## Data records
- - - - -
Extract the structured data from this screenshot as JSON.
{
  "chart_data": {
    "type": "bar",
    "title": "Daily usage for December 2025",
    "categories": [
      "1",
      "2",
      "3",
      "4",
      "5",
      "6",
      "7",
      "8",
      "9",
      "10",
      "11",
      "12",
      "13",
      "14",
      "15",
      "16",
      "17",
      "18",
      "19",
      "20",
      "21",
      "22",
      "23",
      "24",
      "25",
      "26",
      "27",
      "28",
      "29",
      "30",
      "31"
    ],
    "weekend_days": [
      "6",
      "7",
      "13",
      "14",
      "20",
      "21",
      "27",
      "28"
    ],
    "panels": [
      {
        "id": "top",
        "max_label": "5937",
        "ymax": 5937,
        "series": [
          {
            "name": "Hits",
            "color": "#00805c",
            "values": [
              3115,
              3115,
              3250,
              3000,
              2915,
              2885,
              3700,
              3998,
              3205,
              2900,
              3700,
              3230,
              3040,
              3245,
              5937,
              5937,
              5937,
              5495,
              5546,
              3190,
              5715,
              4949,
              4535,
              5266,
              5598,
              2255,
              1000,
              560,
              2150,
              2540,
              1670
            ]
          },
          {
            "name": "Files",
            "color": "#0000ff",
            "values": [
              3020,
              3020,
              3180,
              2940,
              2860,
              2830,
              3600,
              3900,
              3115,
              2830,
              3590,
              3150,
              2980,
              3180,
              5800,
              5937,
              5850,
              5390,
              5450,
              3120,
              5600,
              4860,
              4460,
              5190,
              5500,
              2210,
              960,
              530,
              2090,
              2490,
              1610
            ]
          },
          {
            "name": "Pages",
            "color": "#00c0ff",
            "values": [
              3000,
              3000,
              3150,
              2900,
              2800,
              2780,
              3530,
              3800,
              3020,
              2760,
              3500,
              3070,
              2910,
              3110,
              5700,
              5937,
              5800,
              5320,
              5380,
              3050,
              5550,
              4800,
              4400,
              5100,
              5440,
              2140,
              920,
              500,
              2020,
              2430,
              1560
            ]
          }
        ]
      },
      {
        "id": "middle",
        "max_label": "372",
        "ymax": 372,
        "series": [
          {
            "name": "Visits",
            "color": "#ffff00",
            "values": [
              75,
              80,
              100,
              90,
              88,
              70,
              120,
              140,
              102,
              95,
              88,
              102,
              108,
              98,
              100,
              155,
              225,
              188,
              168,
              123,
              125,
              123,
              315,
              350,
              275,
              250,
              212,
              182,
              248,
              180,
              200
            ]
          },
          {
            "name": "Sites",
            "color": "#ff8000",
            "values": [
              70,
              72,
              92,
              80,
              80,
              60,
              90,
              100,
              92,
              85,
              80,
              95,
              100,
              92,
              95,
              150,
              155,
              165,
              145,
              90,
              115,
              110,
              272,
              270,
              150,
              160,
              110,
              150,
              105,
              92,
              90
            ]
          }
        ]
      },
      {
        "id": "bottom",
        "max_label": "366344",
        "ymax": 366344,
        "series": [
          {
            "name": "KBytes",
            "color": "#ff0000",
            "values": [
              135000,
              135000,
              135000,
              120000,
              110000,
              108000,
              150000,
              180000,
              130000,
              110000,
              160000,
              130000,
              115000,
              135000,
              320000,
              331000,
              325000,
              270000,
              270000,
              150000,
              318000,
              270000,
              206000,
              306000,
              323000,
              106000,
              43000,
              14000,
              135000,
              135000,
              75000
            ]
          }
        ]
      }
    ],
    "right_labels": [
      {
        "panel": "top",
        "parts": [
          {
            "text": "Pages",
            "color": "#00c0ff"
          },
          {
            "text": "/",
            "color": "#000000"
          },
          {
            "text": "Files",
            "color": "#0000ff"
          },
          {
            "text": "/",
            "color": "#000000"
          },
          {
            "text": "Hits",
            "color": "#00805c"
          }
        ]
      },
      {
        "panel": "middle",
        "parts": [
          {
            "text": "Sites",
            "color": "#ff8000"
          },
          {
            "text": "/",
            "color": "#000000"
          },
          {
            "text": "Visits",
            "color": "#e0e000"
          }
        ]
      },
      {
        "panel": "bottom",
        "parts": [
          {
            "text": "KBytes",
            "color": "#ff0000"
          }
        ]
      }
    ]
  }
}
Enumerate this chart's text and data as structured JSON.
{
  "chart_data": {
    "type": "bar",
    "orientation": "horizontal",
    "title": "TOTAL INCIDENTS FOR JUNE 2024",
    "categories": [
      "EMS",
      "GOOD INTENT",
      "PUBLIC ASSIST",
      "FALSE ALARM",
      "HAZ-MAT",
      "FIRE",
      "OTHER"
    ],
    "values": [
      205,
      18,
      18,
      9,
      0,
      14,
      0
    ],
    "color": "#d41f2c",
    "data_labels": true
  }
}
- - - - -
## Aim
Repeat each of the entries above precisely as given.

## Task response
Extract the structured data from this screenshot as JSON.
{
  "chart_data": {
    "type": "bar",
    "title": "Daily usage for December 2025",
    "categories": [
      "1",
      "2",
      "3",
      "4",
      "5",
      "6",
      "7",
      "8",
      "9",
      "10",
      "11",
      "12",
      "13",
      "14",
      "15",
      "16",
      "17",
      "18",
      "19",
      "20",
      "21",
      "22",
      "23",
      "24",
      "25",
      "26",
      "27",
      "28",
      "29",
      "30",
      "31"
    ],
    "weekend_days": [
      "6",
      "7",
      "13",
      "14",
      "20",
      "21",
      "27",
      "28"
    ],
    "panels": [
      {
        "id": "top",
        "max_label": "5937",
        "ymax": 5937,
        "series": [
          {
            "name": "Hits",
            "color": "#00805c",
            "values": [
              3115,
              3115,
              3250,
              3000,
              2915,
              2885,
              3700,
              3998,
              3205,
              2900,
              3700,
              3230,
              3040,
              3245,
              5937,
              5937,
              5937,
              5495,
              5546,
              3190,
              5715,
              4949,
              4535,
              5266,
              5598,
              2255,
              1000,
              560,
              2150,
              2540,
              1670
            ]
          },
          {
            "name": "Files",
            "color": "#0000ff",
            "values": [
              3020,
              3020,
              3180,
              2940,
              2860,
              2830,
              3600,
              3900,
              3115,
              2830,
              3590,
              3150,
              2980,
              3180,
              5800,
              5937,
              5850,
              5390,
              5450,
              3120,
              5600,
              4860,
              4460,
              5190,
              5500,
              2210,
              960,
              530,
              2090,
              2490,
              1610
            ]
          },
          {
            "name": "Pages",
            "color": "#00c0ff",
            "values": [
              3000,
              3000,
              3150,
              2900,
              2800,
              2780,
              3530,
              3800,
              3020,
              2760,
              3500,
              3070,
              2910,
              3110,
              5700,
              5937,
              5800,
              5320,
              5380,
              3050,
              5550,
              4800,
              4400,
              5100,
              5440,
              2140,
              920,
              500,
              2020,
              2430,
              1560
            ]
          }
        ]
      },
      {
        "id": "middle",
        "max_label": "372",
        "ymax": 372,
        "series": [
          {
            "name": "Visits",
            "color": "#ffff00",
            "values": [
              75,
              80,
              100,
              90,
              88,
              70,
              120,
              140,
              102,
              95,
              88,
              102,
              108,
              98,
              100,
              155,
              225,
              188,
              168,
              123,
              125,
              123,
              315,
              350,
              275,
              250,
              212,
              182,
              248,
              180,
              200
            ]
          },
          {
            "name": "Sites",
            "color": "#ff8000",
            "values": [
              70,
              72,
              92,
              80,
              80,
              60,
              90,
              100,
              92,
              85,
              80,
              95,
              100,
              92,
              95,
              150,
              155,
              165,
              145,
              90,
              115,
              110,
              272,
              270,
              150,
              160,
              110,
              150,
              105,
              92,
              90
            ]
          }
        ]
      },
      {
        "id": "bottom",
        "max_label": "366344",
        "ymax": 366344,
        "series": [
          {
            "name": "KBytes",
            "color": "#ff0000",
            "values": [
              135000,
              135000,
              135000,
              120000,
              110000,
              108000,
              150000,
              180000,
              130000,
              110000,
              160000,
              130000,
              115000,
              135000,
              320000,
              331000,
              325000,
              270000,
              270000,
              150000,
              318000,
              270000,
              206000,
              306000,
              323000,
              106000,
              43000,
              14000,
              135000,
              135000,
              75000
            ]
          }
        ]
      }
    ],
    "right_labels": [
      {
        "panel": "top",
        "parts": [
          {
            "text": "Pages",
            "color": "#00c0ff"
          },
          {
            "text": "/",
            "color": "#000000"
          },
          {
            "text": "Files",
            "color": "#0000ff"
          },
          {
            "text": "/",
            "color": "#000000"
          },
          {
            "text": "Hits",
            "color": "#00805c"
          }
        ]
      },
      {
        "panel": "middle",
        "parts": [
          {
            "text": "Sites",
            "color": "#ff8000"
          },
          {
            "text": "/",
            "color": "#000000"
          },
          {
            "text": "Visits",
            "color": "#e0e000"
          }
        ]
      },
      {
        "panel": "bottom",
        "parts": [
          {
            "text": "KBytes",
            "color": "#ff0000"
          }
        ]
      }
    ]
  }
}
Enumerate this chart's text and data as structured JSON.
{
  "chart_data": {
    "type": "bar",
    "orientation": "horizontal",
    "title": "TOTAL INCIDENTS FOR JUNE 2024",
    "categories": [
      "EMS",
      "GOOD INTENT",
      "PUBLIC ASSIST",
      "FALSE ALARM",
      "HAZ-MAT",
      "FIRE",
      "OTHER"
    ],
    "values": [
      205,
      18,
      18,
      9,
      0,
      14,
      0
    ],
    "color": "#d41f2c",
    "data_labels": true
  }
}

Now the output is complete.